---- Data lines
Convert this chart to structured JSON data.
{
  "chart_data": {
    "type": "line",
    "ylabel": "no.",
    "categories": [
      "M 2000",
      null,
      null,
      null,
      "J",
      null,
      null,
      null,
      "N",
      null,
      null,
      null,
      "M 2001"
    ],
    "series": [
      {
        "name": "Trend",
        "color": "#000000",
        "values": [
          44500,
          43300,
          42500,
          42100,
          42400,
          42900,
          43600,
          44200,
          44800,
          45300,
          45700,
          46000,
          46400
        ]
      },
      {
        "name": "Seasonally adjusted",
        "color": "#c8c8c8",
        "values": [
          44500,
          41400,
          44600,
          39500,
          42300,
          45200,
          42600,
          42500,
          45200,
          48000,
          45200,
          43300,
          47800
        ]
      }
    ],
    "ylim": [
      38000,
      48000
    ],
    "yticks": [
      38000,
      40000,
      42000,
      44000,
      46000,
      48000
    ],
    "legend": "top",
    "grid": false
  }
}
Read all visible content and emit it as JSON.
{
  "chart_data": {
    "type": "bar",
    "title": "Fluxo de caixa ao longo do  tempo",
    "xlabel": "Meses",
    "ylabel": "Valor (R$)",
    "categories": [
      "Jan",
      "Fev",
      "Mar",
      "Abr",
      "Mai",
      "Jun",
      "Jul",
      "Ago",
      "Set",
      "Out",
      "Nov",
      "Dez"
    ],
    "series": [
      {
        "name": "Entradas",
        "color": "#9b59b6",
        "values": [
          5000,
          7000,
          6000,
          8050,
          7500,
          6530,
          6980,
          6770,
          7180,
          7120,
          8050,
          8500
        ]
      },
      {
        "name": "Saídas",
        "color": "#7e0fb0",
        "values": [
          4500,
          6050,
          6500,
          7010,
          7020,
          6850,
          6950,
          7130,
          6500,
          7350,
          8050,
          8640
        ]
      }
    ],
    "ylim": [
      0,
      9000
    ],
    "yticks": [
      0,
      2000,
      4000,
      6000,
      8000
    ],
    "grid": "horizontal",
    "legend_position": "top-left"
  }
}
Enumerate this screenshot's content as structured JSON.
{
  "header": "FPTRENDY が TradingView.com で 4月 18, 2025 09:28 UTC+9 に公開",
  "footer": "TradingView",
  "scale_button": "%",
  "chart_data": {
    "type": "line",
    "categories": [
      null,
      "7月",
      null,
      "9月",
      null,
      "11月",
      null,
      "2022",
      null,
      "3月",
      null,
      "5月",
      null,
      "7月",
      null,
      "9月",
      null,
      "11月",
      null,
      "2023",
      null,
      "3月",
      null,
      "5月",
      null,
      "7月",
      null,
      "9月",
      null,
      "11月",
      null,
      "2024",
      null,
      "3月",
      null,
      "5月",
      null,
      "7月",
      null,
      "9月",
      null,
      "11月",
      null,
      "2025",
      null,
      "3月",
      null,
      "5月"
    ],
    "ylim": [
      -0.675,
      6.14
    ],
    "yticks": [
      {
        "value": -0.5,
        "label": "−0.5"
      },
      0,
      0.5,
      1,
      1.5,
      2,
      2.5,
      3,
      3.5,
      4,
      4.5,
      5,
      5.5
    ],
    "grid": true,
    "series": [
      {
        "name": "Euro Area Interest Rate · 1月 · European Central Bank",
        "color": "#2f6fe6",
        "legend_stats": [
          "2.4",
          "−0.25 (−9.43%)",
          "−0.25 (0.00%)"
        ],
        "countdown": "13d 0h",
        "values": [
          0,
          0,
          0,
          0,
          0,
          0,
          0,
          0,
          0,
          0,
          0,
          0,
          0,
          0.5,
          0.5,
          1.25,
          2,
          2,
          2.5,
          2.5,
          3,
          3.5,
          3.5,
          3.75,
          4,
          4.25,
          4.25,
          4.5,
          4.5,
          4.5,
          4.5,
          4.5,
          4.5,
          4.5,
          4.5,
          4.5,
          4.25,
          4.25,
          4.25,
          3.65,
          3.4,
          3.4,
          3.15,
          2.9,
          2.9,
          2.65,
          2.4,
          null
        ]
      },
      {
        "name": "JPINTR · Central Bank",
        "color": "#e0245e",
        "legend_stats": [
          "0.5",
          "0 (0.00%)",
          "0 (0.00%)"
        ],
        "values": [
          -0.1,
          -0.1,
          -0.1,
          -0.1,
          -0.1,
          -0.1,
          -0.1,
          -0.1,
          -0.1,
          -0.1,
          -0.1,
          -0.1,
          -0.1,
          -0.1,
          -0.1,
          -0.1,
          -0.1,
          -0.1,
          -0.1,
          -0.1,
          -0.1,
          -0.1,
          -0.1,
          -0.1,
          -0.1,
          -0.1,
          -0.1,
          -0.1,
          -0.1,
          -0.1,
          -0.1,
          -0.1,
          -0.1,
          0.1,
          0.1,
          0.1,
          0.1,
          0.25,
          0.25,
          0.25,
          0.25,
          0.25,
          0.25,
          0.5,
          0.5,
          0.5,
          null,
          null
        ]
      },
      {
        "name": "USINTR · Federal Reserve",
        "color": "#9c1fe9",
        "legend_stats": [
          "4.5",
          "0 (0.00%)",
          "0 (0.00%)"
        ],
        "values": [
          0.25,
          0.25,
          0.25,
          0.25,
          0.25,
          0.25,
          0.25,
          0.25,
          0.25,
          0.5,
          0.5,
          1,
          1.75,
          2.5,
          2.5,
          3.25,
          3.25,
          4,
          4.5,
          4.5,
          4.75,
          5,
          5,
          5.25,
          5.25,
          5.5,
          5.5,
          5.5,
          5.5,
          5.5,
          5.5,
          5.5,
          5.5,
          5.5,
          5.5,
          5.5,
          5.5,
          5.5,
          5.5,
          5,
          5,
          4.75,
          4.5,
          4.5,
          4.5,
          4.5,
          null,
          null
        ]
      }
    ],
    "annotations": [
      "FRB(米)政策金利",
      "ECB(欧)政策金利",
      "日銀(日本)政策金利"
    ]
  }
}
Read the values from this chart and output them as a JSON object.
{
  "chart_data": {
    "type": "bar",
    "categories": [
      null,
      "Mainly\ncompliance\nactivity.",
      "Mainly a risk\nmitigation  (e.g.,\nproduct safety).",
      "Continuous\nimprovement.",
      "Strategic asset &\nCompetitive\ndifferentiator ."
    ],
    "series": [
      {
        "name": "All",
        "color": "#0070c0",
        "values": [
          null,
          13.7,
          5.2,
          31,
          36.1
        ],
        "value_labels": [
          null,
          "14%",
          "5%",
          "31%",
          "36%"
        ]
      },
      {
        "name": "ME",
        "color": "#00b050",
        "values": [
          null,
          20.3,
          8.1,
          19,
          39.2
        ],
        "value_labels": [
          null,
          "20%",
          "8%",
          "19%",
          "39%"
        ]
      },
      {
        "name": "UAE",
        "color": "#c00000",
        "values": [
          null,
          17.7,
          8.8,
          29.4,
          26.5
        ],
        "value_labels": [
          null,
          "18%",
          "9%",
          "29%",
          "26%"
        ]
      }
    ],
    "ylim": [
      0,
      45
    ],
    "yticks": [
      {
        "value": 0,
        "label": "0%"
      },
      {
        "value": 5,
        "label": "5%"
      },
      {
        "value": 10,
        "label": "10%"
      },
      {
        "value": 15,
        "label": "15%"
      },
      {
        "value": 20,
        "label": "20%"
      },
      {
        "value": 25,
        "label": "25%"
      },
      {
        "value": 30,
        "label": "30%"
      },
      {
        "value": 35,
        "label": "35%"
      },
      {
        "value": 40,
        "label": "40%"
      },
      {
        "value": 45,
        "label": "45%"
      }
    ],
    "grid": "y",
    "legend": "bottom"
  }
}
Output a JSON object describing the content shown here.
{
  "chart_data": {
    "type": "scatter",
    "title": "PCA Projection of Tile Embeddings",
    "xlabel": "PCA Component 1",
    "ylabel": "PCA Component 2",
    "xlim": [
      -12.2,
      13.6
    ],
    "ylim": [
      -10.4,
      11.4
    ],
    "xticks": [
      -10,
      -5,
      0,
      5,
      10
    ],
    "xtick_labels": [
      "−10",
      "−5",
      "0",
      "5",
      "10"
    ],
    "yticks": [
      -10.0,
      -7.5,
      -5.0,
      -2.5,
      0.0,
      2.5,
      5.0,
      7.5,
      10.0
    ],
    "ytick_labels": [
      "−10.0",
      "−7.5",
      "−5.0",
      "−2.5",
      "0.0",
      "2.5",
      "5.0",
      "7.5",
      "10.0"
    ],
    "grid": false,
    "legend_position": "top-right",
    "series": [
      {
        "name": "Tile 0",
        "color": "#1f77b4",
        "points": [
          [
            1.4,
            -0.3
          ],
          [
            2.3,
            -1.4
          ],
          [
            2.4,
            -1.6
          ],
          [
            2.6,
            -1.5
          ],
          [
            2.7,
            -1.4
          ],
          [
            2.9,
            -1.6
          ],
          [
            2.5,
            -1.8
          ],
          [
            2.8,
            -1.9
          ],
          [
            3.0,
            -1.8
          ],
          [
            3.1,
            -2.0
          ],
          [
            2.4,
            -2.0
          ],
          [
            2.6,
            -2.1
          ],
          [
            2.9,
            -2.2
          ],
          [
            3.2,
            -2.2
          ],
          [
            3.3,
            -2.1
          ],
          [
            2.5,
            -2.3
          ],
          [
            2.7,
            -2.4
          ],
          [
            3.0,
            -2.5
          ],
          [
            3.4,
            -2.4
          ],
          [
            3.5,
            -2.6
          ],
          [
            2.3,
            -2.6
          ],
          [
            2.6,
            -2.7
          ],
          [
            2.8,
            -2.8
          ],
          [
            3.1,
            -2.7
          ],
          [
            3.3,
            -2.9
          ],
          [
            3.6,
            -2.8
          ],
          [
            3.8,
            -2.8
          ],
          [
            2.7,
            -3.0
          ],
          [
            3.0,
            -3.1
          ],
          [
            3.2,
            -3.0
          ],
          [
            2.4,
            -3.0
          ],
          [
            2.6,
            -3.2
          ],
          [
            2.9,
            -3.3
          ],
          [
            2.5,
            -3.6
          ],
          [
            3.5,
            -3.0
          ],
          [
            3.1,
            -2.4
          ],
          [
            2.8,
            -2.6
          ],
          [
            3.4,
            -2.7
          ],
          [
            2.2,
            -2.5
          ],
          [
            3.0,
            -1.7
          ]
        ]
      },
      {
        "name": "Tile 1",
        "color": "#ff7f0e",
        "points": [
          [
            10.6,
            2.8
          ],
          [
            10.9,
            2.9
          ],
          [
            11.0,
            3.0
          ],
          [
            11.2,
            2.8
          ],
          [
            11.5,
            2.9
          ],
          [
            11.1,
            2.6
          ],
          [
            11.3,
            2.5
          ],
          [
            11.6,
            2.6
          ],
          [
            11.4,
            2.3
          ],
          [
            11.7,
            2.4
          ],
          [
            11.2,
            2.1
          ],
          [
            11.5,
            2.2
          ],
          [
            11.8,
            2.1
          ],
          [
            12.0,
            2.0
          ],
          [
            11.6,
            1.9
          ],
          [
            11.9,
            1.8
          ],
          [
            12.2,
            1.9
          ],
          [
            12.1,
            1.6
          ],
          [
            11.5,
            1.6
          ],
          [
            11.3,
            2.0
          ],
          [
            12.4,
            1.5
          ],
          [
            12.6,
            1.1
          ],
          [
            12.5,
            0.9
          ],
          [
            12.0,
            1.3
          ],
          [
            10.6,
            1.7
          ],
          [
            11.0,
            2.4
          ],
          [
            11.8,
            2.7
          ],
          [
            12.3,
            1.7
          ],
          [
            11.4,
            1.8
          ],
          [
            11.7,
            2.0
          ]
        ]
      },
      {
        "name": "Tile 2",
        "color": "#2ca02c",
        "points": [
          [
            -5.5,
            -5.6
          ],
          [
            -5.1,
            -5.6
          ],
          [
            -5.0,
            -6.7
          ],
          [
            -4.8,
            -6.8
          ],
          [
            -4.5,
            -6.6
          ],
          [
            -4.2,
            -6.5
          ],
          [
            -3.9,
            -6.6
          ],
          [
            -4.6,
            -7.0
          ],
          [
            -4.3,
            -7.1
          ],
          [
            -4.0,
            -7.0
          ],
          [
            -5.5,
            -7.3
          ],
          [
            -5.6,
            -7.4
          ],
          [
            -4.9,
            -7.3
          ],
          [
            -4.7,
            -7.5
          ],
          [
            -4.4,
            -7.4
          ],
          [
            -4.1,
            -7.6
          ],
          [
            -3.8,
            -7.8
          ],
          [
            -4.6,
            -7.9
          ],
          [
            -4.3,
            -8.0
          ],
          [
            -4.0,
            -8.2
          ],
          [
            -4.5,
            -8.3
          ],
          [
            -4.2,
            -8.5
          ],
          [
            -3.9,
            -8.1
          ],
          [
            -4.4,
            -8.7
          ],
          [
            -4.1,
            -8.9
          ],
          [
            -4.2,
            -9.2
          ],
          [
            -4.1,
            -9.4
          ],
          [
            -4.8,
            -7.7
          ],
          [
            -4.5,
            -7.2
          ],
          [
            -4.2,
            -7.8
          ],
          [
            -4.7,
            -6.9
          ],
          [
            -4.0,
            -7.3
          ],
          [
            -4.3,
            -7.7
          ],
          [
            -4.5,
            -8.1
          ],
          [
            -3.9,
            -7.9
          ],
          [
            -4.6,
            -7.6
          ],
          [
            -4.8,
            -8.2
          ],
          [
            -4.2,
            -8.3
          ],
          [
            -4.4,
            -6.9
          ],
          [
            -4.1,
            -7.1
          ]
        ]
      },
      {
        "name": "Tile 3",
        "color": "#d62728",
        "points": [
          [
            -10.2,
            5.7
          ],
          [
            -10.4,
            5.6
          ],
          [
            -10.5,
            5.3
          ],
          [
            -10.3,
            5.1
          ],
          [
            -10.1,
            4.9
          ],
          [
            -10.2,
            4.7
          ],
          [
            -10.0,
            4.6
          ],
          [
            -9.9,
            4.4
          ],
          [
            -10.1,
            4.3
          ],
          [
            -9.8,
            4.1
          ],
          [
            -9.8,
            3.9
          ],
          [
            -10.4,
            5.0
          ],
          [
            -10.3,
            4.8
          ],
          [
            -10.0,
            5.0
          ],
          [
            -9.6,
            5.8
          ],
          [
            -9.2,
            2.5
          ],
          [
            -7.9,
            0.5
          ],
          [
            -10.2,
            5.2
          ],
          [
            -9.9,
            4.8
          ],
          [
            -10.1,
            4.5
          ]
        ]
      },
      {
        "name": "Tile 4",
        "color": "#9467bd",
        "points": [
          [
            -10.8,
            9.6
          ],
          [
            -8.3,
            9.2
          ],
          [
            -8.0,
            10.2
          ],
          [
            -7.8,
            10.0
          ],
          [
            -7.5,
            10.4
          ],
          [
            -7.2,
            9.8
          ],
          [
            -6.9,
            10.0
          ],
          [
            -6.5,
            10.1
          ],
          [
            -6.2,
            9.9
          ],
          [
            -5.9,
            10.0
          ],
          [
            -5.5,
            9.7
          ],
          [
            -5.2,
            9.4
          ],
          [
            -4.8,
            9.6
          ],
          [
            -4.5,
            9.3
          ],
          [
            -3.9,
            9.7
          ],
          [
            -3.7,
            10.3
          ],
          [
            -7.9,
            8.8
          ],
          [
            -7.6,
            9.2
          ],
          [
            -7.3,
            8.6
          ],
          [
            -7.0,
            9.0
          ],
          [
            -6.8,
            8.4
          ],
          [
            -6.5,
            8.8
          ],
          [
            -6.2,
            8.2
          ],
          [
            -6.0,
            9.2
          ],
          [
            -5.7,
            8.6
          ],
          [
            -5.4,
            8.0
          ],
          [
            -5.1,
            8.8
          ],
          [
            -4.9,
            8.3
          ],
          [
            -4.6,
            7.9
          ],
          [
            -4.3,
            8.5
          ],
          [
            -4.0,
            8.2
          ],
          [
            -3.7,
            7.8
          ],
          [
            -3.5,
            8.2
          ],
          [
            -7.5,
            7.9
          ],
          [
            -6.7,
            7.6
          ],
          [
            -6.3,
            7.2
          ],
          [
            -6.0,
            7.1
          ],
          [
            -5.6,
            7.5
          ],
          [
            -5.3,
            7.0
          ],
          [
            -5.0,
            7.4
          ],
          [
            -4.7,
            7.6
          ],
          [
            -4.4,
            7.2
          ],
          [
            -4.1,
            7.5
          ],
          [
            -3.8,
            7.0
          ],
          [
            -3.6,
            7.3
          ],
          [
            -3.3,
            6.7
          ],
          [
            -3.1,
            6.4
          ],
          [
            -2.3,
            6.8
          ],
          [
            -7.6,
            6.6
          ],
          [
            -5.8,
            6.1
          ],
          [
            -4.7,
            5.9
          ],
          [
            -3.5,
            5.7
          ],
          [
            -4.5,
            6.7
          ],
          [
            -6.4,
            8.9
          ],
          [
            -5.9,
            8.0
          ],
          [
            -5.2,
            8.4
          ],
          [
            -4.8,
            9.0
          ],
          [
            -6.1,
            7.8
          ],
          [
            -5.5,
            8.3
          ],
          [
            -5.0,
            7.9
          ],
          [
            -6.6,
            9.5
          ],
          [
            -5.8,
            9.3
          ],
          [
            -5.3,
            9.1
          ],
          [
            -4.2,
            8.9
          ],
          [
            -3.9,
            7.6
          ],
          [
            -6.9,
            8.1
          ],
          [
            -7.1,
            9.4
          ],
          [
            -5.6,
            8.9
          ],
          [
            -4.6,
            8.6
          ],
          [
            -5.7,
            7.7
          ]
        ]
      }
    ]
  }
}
--------
**The exercise:** Scan the material and collect every line that contains "content".

**Finished task:**
Read all visible content and emit it as JSON.
Enumerate this screenshot's content as structured JSON.
Output a JSON object describing the content shown here.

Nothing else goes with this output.